Task objective -> In the article below about the Steak 'n Shake murder trial, which judge overruled the defense objection to the videotaped confession?

Start of Selected excerpt

Videotaped Confession Shows Oundre Akins Describing Steak 'n Shake Murders
Akins' attorney objected to admitting the confessions as evidence, saying his client asked for a lawyer before confessing.
Several key witnesses for the prosecution testified Tuesday in the second day of a first-degree murder trial against Oundre Akins. But the most critical witness was Akins himself.
During the trial, prosecutors played a videotaped confession in which Oundre Akins tells how he and his brother, Anthony Akins, robbed the South County Steak ‘n Shake at about 3:38 a.m. Nov. 10, 2008.
During the confession, given about three days after the murders, Oundre said he and his brother had a plan to rob the Steak ‘n Shake, their former workplace. Oundre also said he shot and killed two employees, Tammy Cantrell and Mark Gerstner.
Akins’ attorney Donald Lee Catlett renewed an objection that the videotaped confession not be admitted as evidence. In a pretrial motion, Catlett had moved to bar the confession from the courtroom.
Catlett said that during the interview Akins asked for an attorney, but was not provided one. Judge Richard C. Bresnahan overruled Catlett’s objection.
A St. Louis County detective testified that he believed Akins was not requesting an attorney, but Oundre was challenging him to produce evidence, coupling the request the statement: “Put me in the car. Put me in the restaurant.”
But once Akins began talking to detectives, he took them step-by-step through the robbery and the shootings.
Akins described how Tammy Cantrell had looked out the restaurant’s rear door and saw them. The two brothers each had worked with Cantrell at the restaurant before being fired.
When Cantrell saw them come in the restaurant’s front door, “She said, ‘Y’all shouldn’t be here,’ ” Oundre said in the videotape. “Then I just shot her.”
Prosecutors said he shot Cantrell six times, emptying his .38 Special.
Oundre said he then took a .380 cal handgun from his brother, who had found Gerstner working in the freezer. Oundre told Gerstner to lie on his stomach.
“I said, ‘She told you our names, didn’t she?” Oundre said. He said Gerstner said yes.
“I shot him in the head,” Oundre told St. Louis County Police detectives. “I shot just one time.”
Handguns turned in
Oundre’s girlfriend at the time of the murders, Lalesia Bell, testified Tuesday that Oundre brought two handguns, bullets and spent seven spent shell casings and put them in her dresser drawer.
Bell said she looked in the drawer at the guns after Akins left, but didn’t touch them. After hearing about the Steak ‘n Shake murders, she talked to an attorney, who advised her to call police.
Lead prosecutor Dean Waldemar said Monday a ballistics expert would testify the firearms—a .38 Special and a .380 cal handgun—and shell casings matched the bullets used to kill Cantrell and Gerstner.

End of Selected excerpt
Start of Record list

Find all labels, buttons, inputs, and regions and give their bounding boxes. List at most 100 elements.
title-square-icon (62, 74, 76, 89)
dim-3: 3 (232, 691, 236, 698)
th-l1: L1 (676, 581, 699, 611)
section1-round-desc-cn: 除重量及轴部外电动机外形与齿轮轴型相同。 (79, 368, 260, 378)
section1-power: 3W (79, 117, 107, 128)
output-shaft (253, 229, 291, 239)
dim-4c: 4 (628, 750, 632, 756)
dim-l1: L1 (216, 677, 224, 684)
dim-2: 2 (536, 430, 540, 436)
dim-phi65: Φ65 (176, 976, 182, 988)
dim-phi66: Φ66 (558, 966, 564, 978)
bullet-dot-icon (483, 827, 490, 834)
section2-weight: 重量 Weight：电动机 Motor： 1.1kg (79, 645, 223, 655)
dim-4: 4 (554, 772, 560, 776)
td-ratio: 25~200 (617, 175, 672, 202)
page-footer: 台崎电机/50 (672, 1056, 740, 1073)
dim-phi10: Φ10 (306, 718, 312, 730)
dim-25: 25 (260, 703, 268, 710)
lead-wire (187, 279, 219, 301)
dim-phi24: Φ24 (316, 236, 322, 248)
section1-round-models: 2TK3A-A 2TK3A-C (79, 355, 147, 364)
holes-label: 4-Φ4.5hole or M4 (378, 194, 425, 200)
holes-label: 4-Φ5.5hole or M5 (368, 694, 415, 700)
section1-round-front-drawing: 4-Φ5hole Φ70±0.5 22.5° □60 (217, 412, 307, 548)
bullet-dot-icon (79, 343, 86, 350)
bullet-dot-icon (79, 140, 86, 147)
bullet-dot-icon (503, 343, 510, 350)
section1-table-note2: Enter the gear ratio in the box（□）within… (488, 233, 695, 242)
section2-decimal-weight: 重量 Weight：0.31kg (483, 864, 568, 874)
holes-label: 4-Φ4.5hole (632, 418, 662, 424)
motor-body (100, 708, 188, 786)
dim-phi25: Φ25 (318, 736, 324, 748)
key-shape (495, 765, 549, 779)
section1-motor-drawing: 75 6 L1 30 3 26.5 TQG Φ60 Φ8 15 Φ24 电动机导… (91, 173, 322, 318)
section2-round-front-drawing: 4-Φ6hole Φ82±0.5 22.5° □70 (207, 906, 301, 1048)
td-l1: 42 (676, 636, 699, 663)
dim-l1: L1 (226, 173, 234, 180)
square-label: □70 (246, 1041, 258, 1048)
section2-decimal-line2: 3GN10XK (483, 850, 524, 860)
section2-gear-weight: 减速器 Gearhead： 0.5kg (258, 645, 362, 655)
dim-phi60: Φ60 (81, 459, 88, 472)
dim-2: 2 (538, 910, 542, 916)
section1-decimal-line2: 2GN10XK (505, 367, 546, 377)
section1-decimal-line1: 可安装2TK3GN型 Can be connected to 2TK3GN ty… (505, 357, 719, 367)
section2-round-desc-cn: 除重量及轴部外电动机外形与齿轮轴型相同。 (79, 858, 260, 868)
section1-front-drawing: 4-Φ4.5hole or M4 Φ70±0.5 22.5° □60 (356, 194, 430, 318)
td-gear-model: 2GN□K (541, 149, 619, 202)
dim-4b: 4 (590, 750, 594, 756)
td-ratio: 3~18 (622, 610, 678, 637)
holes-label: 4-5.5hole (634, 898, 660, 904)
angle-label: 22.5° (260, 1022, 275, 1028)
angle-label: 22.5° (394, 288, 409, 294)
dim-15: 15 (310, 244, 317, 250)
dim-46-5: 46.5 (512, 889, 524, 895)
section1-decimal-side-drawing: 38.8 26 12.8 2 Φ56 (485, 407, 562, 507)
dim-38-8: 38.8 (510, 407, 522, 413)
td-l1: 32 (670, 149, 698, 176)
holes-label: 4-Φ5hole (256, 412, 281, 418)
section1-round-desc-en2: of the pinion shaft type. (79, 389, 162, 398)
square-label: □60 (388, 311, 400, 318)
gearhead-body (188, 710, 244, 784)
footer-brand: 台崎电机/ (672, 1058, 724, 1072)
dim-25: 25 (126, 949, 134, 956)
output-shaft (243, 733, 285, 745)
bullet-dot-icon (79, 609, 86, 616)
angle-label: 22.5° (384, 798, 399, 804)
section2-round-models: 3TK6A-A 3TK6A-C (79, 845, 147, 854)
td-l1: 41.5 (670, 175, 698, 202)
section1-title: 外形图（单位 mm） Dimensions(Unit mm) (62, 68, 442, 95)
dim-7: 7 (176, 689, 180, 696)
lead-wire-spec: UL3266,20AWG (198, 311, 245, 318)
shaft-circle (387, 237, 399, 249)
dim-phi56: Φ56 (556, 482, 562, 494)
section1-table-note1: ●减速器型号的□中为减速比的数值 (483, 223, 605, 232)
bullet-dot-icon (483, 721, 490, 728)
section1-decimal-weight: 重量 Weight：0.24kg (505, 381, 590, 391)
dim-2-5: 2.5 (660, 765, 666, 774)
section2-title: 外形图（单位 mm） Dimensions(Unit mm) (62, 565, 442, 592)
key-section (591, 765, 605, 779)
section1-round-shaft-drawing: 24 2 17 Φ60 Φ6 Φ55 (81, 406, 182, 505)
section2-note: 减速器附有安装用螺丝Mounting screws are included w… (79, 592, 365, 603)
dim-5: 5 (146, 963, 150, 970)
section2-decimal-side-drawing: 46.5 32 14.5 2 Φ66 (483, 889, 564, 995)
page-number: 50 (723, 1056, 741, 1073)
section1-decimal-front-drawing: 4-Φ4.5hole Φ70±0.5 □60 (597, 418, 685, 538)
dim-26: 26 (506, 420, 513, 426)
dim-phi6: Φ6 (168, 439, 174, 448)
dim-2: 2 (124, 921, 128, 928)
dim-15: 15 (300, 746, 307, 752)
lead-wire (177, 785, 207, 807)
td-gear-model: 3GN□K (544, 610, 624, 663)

End of Record list

Problem solution -> Judge Richard C. Bresnahan